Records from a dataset

==========

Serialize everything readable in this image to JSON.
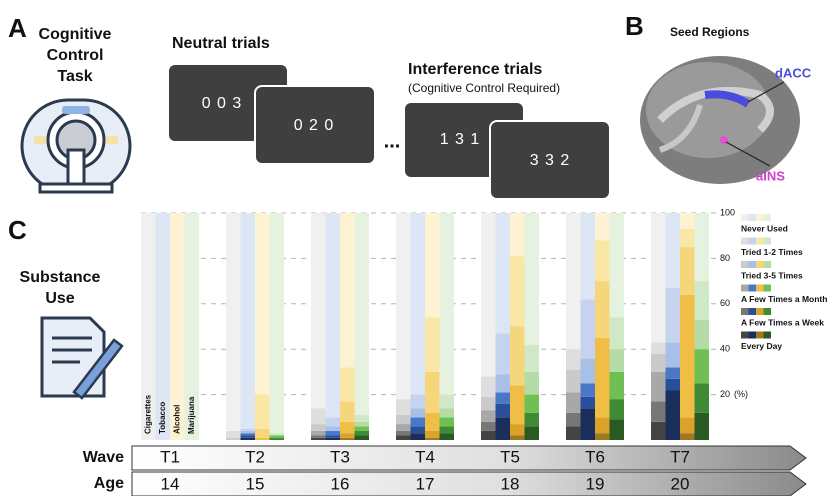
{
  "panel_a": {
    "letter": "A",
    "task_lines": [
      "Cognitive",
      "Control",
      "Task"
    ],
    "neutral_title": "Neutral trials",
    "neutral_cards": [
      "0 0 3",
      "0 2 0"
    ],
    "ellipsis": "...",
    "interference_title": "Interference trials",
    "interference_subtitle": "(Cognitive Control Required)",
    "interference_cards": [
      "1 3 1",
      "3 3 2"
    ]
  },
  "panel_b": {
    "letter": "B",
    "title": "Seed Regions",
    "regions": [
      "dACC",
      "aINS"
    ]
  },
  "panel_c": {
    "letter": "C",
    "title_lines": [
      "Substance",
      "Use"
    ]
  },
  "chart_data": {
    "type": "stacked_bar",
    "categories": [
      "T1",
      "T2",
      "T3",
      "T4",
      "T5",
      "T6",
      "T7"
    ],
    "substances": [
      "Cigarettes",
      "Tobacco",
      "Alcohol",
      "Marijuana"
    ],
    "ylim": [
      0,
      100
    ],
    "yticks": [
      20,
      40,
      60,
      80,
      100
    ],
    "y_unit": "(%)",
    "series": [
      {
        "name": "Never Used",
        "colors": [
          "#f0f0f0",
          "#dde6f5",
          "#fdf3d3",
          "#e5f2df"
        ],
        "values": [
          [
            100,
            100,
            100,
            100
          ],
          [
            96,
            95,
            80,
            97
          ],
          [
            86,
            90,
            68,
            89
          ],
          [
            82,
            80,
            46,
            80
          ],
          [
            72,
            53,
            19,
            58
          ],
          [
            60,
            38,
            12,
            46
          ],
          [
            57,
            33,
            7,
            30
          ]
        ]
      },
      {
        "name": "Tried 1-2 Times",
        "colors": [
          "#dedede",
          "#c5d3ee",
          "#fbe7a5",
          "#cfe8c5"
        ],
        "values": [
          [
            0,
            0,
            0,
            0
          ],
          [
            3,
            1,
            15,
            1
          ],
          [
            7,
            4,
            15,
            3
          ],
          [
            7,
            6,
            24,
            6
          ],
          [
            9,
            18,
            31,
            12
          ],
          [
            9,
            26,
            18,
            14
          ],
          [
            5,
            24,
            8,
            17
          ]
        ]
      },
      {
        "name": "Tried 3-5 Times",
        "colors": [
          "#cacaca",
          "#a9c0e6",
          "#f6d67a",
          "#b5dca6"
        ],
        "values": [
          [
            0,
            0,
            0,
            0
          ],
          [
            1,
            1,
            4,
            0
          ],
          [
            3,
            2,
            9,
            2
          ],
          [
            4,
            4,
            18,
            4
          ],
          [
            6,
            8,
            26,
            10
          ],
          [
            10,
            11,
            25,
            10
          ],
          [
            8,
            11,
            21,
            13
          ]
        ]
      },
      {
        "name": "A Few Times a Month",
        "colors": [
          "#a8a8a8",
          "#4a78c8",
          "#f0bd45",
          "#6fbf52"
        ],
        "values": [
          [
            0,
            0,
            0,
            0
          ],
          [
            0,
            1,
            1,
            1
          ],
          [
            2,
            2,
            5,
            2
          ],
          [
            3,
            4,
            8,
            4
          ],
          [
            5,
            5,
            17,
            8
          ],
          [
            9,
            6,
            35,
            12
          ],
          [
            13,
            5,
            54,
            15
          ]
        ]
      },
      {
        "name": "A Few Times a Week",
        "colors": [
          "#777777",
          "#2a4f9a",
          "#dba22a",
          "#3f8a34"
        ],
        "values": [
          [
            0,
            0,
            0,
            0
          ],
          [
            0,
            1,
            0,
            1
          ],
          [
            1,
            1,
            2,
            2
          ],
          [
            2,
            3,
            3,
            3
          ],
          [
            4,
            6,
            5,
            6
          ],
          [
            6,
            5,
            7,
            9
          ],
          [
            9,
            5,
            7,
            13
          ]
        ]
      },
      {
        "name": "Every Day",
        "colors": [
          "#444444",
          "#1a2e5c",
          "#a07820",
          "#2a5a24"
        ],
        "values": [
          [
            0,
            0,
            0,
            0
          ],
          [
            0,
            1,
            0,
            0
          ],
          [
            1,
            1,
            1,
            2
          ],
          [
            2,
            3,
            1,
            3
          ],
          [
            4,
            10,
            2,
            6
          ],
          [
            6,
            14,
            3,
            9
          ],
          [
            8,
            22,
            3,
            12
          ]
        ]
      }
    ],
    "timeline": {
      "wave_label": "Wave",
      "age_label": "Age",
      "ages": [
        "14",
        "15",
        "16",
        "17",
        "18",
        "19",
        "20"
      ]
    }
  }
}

==========

> [Objective] From the entries above, extract each line containing "Control".

> [Expected answer]
      "Control",
    "interference_subtitle": "(Cognitive Control Required)",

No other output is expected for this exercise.